_TASK BRIEF:_
Return all of the data exactly, with nothing left out but the pictures.

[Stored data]
>>>>>

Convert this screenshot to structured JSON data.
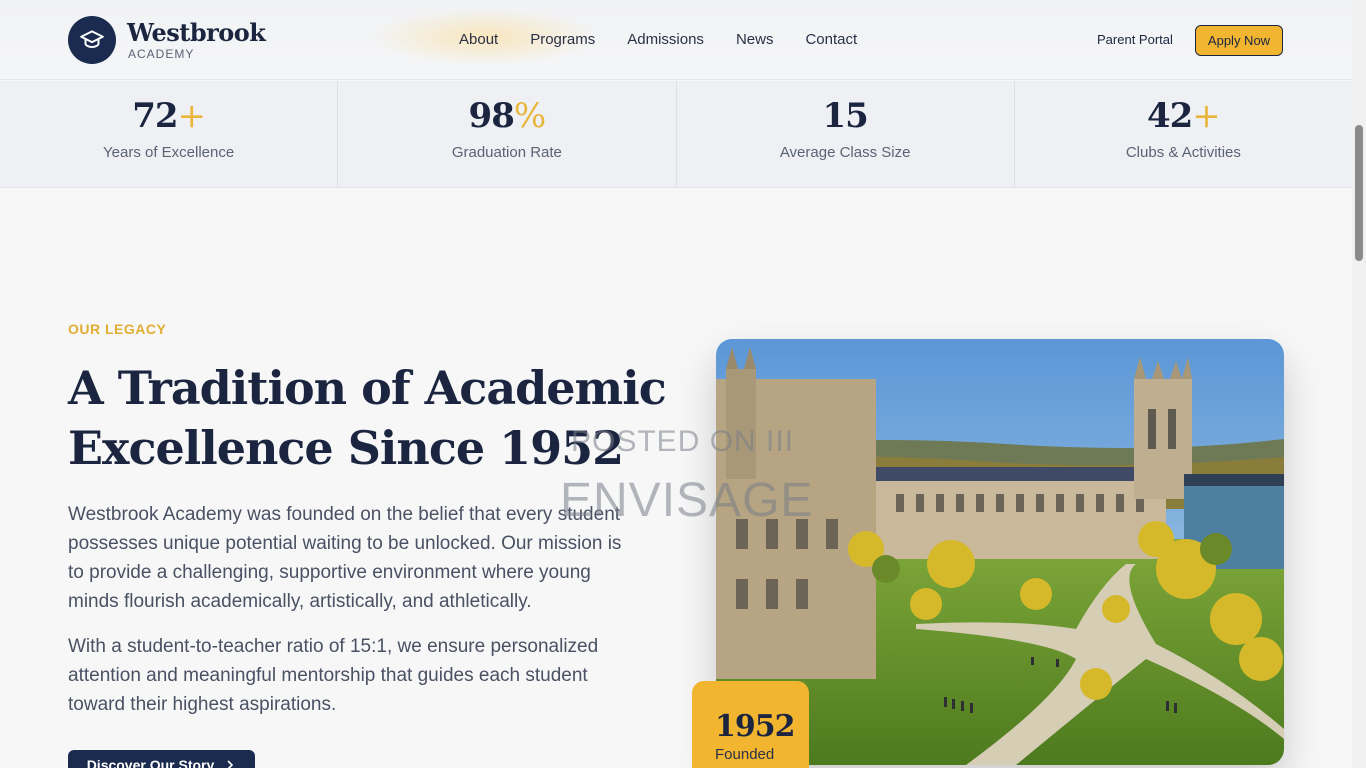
{
  "brand": {
    "name": "Westbrook",
    "sub": "ACADEMY"
  },
  "nav": {
    "items": [
      "About",
      "Programs",
      "Admissions",
      "News",
      "Contact"
    ],
    "parent_portal": "Parent Portal",
    "apply": "Apply Now"
  },
  "stats": [
    {
      "value": "72",
      "suffix": "+",
      "label": "Years of Excellence"
    },
    {
      "value": "98",
      "suffix": "%",
      "label": "Graduation Rate"
    },
    {
      "value": "15",
      "suffix": "",
      "label": "Average Class Size"
    },
    {
      "value": "42",
      "suffix": "+",
      "label": "Clubs & Activities"
    }
  ],
  "legacy": {
    "eyebrow": "OUR LEGACY",
    "title": "A Tradition of Academic Excellence Since 1952",
    "para1": "Westbrook Academy was founded on the belief that every student possesses unique potential waiting to be unlocked. Our mission is to provide a challenging, supportive environment where young minds flourish academically, artistically, and athletically.",
    "para2": "With a student-to-teacher ratio of 15:1, we ensure personalized attention and meaningful mentorship that guides each student toward their highest aspirations.",
    "button": "Discover Our Story",
    "founded_year": "1952",
    "founded_label": "Founded"
  },
  "watermark": {
    "line1": "POSTED ON III",
    "line2": "ENVISAGE"
  },
  "colors": {
    "navy": "#1b2a4f",
    "gold": "#f2b530",
    "accent_text": "#e2ad33"
  }
}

<<<<<

_WRITTEN RESPONSE:_
Convert this screenshot to structured JSON data.
{
  "brand": {
    "name": "Westbrook",
    "sub": "ACADEMY"
  },
  "nav": {
    "items": [
      "About",
      "Programs",
      "Admissions",
      "News",
      "Contact"
    ],
    "parent_portal": "Parent Portal",
    "apply": "Apply Now"
  },
  "stats": [
    {
      "value": "72",
      "suffix": "+",
      "label": "Years of Excellence"
    },
    {
      "value": "98",
      "suffix": "%",
      "label": "Graduation Rate"
    },
    {
      "value": "15",
      "suffix": "",
      "label": "Average Class Size"
    },
    {
      "value": "42",
      "suffix": "+",
      "label": "Clubs & Activities"
    }
  ],
  "legacy": {
    "eyebrow": "OUR LEGACY",
    "title": "A Tradition of Academic Excellence Since 1952",
    "para1": "Westbrook Academy was founded on the belief that every student possesses unique potential waiting to be unlocked. Our mission is to provide a challenging, supportive environment where young minds flourish academically, artistically, and athletically.",
    "para2": "With a student-to-teacher ratio of 15:1, we ensure personalized attention and meaningful mentorship that guides each student toward their highest aspirations.",
    "button": "Discover Our Story",
    "founded_year": "1952",
    "founded_label": "Founded"
  },
  "watermark": {
    "line1": "POSTED ON III",
    "line2": "ENVISAGE"
  },
  "colors": {
    "navy": "#1b2a4f",
    "gold": "#f2b530",
    "accent_text": "#e2ad33"
  }
}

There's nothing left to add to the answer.